### STATED PROBLEM
Present every line in which the string "Verwendungsart" appears.

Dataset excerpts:
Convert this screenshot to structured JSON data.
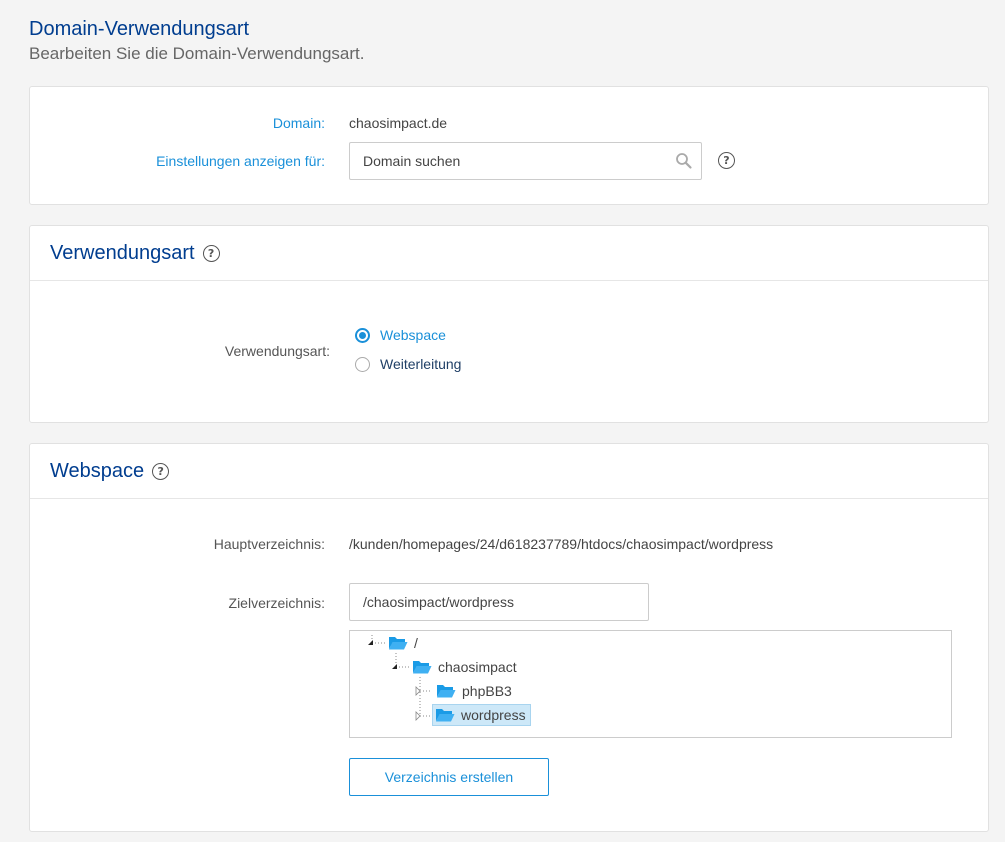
{
  "header": {
    "title": "Domain-Verwendungsart",
    "subtitle": "Bearbeiten Sie die Domain-Verwendungsart."
  },
  "domain_card": {
    "domain_label": "Domain:",
    "domain_value": "chaosimpact.de",
    "settings_label": "Einstellungen anzeigen für:",
    "search_placeholder": "Domain suchen",
    "search_icon": "search-icon",
    "help_icon": "help-icon"
  },
  "usage_card": {
    "title": "Verwendungsart",
    "field_label": "Verwendungsart:",
    "options": [
      {
        "label": "Webspace",
        "checked": true
      },
      {
        "label": "Weiterleitung",
        "checked": false
      }
    ]
  },
  "webspace_card": {
    "title": "Webspace",
    "main_dir_label": "Hauptverzeichnis:",
    "main_dir_value": "/kunden/homepages/24/d618237789/htdocs/chaosimpact/wordpress",
    "target_dir_label": "Zielverzeichnis:",
    "target_dir_value": "/chaosimpact/wordpress",
    "tree": [
      {
        "label": "/",
        "level": 0
      },
      {
        "label": "chaosimpact",
        "level": 1
      },
      {
        "label": "phpBB3",
        "level": 2
      },
      {
        "label": "wordpress",
        "level": 2,
        "selected": true
      }
    ],
    "create_button": "Verzeichnis erstellen"
  },
  "colors": {
    "accent": "#1a90d9",
    "title": "#003d8f",
    "folder": "#1a9be6",
    "selected_bg": "#cde8f8"
  }
}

### TASK OUTPUT
    "title": "Domain-Verwendungsart",
    "subtitle": "Bearbeiten Sie die Domain-Verwendungsart."
    "title": "Verwendungsart",
    "field_label": "Verwendungsart:",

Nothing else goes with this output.